## begin

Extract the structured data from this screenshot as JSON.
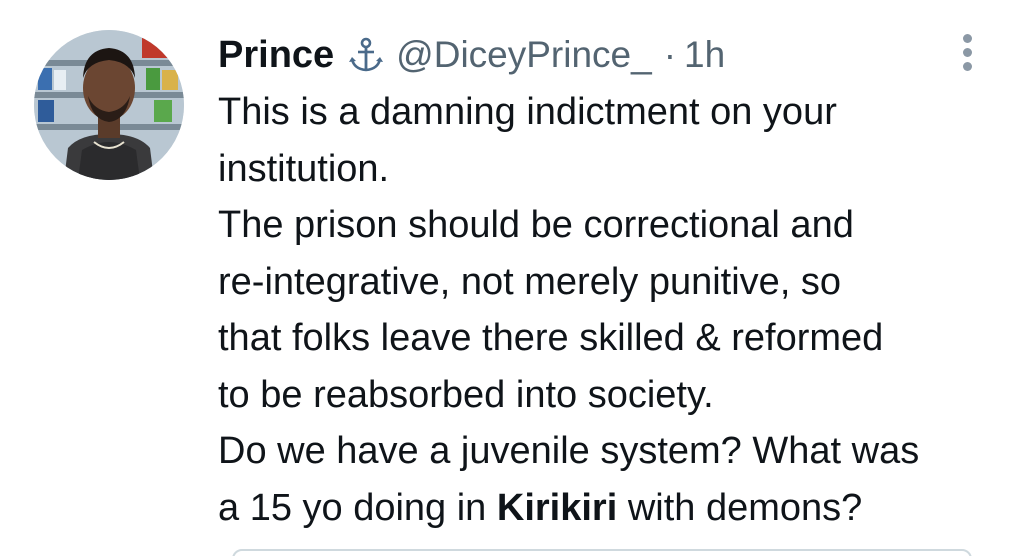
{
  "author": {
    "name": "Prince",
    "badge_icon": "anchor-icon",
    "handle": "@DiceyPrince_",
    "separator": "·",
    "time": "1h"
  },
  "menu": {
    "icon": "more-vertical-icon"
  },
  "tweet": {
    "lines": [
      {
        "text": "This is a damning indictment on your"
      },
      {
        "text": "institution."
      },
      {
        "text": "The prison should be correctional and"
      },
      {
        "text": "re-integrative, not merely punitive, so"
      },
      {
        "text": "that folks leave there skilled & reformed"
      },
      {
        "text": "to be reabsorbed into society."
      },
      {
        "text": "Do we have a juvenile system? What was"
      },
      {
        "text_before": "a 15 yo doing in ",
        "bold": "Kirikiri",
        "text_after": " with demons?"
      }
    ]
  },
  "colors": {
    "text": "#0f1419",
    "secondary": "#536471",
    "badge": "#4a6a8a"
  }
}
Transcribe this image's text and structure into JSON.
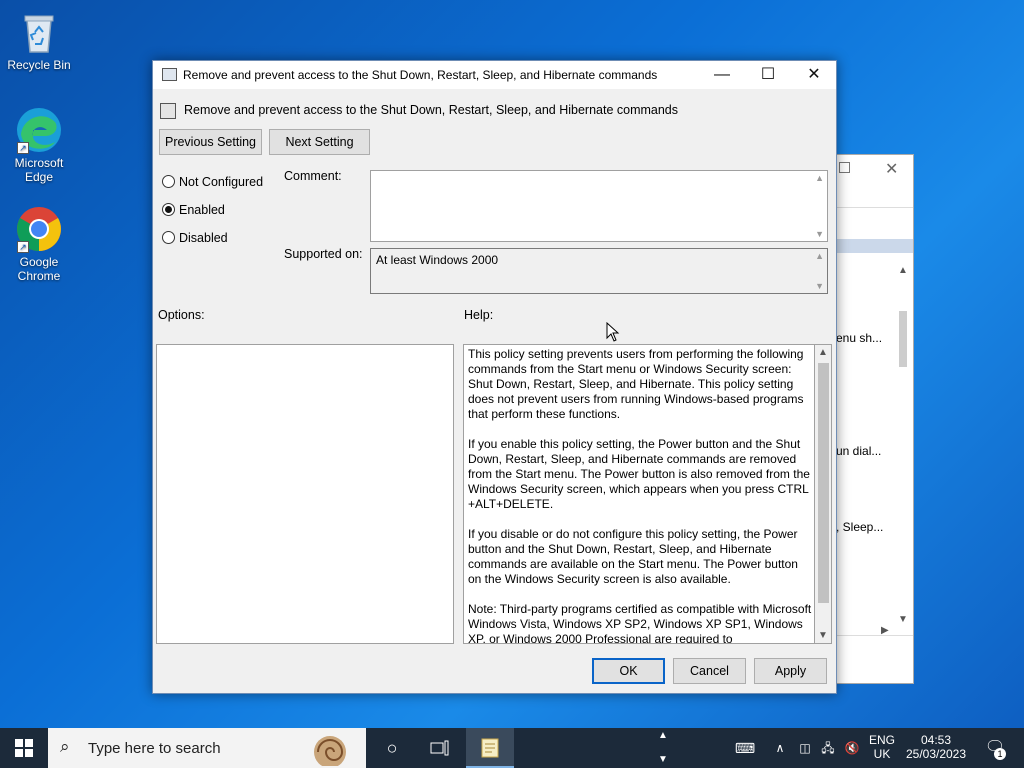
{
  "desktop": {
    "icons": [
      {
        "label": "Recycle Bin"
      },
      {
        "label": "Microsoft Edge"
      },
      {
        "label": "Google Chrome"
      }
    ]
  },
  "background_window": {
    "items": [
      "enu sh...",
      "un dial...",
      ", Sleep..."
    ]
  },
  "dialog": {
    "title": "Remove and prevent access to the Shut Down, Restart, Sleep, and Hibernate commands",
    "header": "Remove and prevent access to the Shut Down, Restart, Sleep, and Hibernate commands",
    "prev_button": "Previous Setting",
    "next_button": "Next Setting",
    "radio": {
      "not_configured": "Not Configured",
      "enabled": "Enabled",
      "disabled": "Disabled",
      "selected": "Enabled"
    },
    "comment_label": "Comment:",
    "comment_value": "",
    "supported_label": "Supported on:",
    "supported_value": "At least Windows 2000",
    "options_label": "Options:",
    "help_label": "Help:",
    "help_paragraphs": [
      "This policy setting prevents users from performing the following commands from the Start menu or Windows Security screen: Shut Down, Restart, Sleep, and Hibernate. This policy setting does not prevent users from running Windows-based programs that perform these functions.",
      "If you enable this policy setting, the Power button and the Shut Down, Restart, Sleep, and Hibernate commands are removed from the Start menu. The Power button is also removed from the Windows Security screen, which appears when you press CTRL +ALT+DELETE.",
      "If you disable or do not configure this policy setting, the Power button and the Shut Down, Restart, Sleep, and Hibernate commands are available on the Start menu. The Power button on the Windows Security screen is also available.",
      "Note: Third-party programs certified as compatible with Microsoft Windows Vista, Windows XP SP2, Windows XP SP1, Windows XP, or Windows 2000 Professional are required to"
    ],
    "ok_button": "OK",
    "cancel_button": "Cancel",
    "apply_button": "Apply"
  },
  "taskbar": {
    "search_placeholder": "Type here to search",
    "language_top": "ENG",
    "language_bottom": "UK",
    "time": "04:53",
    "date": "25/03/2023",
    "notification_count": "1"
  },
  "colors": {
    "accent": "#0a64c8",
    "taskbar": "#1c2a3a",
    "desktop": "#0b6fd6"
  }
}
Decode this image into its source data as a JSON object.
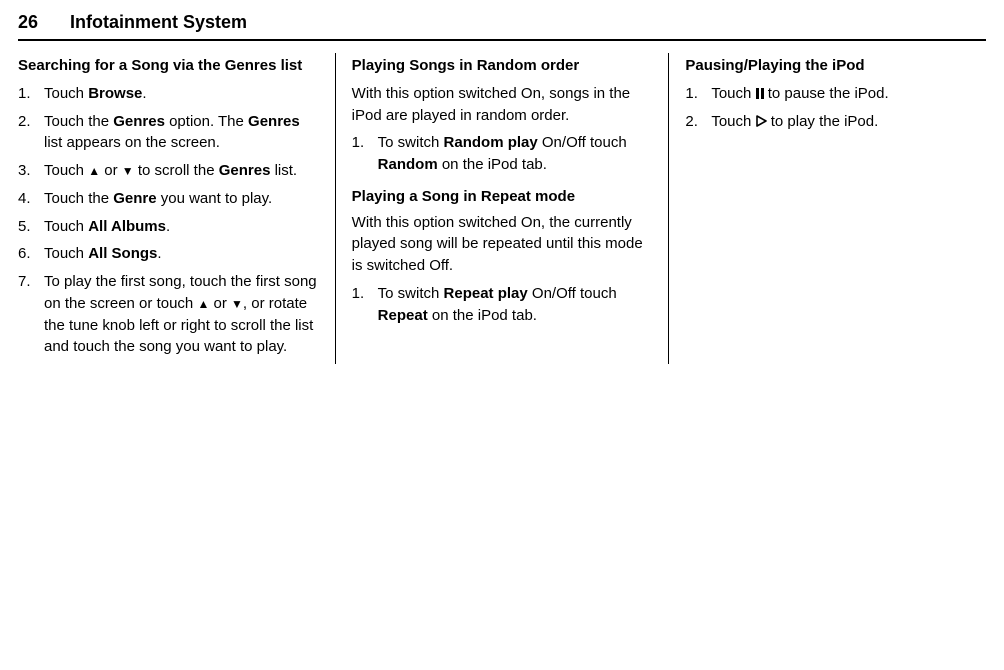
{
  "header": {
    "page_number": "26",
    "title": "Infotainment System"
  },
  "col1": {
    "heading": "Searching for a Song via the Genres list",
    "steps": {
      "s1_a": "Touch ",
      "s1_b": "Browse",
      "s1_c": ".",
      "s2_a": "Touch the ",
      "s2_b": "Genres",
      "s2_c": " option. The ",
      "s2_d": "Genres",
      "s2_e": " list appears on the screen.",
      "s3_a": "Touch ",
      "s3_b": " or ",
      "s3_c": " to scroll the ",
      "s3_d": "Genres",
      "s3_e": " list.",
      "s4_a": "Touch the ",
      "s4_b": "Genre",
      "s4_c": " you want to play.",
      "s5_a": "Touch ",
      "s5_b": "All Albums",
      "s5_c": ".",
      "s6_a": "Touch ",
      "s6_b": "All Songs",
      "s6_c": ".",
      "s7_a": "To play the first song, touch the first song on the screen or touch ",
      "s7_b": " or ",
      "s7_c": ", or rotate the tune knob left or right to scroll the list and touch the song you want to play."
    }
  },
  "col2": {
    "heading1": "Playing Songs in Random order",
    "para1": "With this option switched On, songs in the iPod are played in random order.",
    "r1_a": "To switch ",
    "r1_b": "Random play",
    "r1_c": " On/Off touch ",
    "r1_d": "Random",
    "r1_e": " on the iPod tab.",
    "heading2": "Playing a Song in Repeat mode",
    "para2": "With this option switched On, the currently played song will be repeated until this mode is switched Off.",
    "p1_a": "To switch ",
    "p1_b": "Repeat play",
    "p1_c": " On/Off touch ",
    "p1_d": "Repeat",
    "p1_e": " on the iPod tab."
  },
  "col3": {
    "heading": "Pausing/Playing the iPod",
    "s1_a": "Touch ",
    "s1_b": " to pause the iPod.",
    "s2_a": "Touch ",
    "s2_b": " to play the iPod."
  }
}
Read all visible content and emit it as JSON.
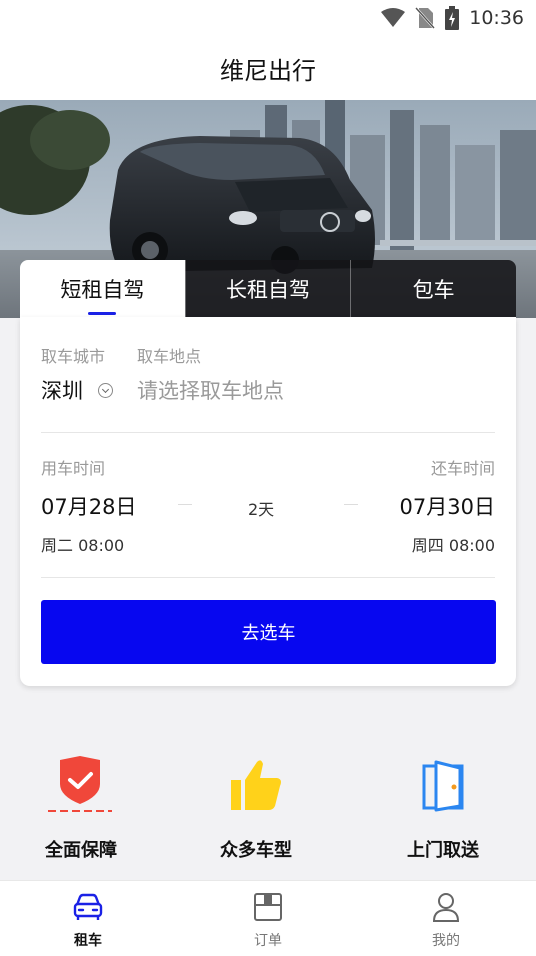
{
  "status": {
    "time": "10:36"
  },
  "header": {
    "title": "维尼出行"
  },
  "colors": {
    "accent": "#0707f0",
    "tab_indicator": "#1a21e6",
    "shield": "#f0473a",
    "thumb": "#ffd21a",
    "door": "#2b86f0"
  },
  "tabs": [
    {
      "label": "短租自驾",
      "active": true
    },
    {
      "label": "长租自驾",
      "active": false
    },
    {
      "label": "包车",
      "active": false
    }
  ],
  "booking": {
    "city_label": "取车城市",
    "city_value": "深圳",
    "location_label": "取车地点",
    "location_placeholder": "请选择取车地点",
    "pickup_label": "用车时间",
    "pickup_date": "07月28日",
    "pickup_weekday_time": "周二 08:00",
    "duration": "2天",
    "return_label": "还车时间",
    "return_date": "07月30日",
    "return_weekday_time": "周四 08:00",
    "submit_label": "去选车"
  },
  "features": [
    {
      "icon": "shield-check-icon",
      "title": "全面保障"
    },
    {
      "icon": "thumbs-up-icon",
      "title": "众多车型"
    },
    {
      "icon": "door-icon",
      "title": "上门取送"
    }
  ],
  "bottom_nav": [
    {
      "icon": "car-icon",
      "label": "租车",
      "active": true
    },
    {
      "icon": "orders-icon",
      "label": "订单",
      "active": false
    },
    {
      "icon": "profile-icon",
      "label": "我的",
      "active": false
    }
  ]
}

## end
## begin

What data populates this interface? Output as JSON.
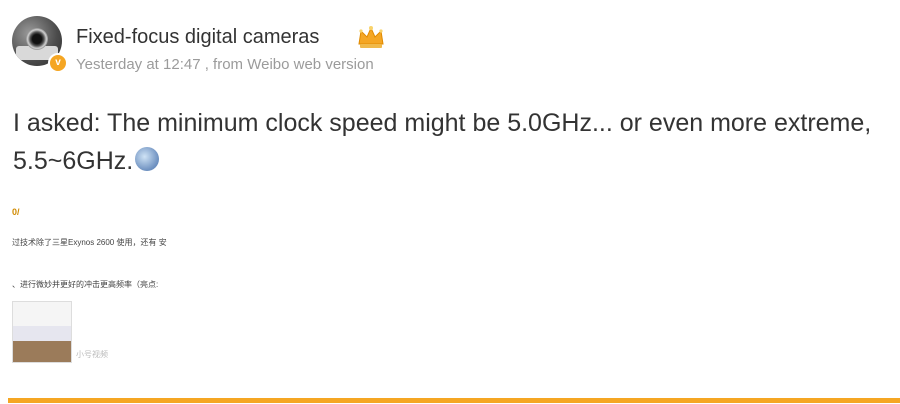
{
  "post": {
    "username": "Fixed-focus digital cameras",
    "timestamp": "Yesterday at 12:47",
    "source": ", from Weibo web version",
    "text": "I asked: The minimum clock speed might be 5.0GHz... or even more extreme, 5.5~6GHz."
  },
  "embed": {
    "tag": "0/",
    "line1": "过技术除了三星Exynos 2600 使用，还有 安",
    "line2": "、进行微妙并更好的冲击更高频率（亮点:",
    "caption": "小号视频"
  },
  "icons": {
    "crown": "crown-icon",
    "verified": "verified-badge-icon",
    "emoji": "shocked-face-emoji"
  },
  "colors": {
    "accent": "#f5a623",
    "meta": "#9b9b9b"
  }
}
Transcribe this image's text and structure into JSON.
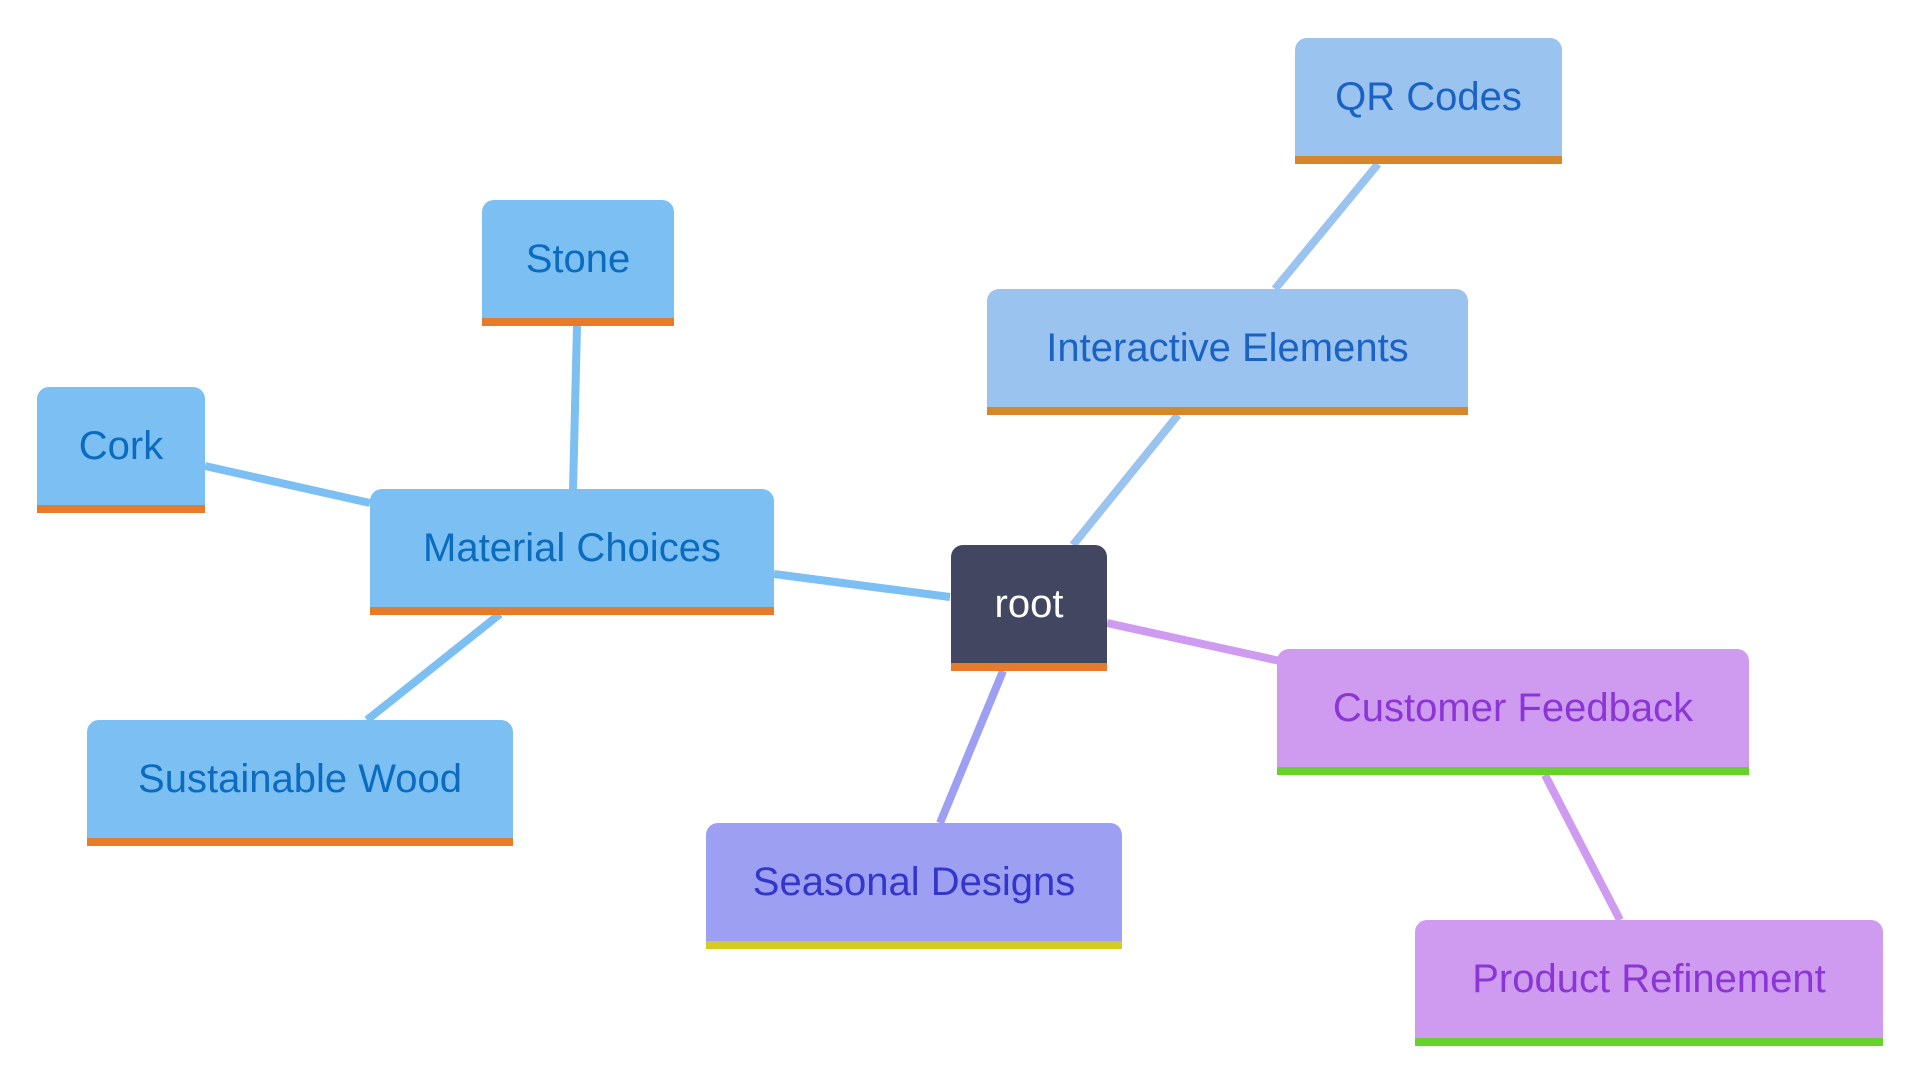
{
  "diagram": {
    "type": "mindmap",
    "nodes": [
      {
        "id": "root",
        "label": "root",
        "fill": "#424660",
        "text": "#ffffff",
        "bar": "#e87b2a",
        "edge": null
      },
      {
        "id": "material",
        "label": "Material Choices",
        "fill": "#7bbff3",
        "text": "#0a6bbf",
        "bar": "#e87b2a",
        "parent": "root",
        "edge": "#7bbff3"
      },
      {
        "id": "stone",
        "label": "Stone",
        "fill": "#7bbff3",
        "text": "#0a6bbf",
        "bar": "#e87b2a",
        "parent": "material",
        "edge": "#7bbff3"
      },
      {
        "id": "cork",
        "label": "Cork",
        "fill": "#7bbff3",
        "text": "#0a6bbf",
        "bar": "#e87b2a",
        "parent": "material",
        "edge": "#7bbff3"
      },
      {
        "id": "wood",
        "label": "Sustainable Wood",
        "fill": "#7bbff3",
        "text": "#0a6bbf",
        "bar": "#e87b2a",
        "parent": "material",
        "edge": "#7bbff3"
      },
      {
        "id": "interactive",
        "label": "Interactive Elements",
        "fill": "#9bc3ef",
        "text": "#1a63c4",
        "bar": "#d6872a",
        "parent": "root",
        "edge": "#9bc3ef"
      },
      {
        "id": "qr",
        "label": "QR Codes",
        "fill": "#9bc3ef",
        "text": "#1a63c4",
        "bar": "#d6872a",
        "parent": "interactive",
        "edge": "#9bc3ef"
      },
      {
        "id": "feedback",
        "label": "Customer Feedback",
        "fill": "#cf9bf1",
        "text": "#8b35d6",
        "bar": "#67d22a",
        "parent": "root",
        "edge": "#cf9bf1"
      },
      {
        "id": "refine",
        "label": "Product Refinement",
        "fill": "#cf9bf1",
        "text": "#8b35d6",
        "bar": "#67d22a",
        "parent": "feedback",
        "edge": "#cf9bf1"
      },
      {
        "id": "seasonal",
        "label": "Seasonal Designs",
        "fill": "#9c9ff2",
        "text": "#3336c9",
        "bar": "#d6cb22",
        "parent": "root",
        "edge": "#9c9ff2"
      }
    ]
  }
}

## end
## begin

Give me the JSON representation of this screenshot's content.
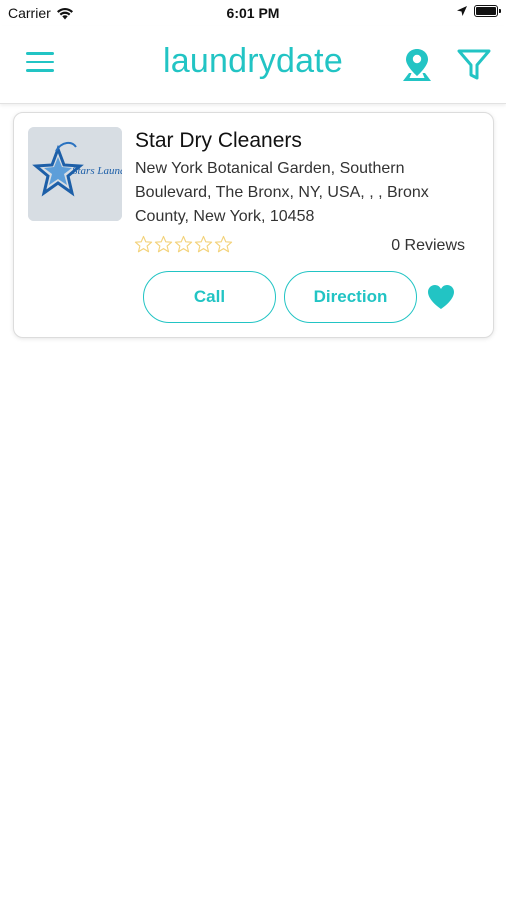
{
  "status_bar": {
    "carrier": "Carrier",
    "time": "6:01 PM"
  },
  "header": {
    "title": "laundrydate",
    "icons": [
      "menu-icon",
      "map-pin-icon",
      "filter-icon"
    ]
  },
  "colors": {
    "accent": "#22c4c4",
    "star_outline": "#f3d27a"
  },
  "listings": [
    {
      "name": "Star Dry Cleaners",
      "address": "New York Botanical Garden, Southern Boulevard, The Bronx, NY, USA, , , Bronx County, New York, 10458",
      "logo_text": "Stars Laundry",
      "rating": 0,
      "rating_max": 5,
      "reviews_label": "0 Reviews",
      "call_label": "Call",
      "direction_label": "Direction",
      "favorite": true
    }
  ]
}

## end

## Stated exercise
Which lines include the word "content"? Copy every one of them.

## Correct output
Read all visible content and emit it as JSON.
Give me the JSON representation of this screenshot's content.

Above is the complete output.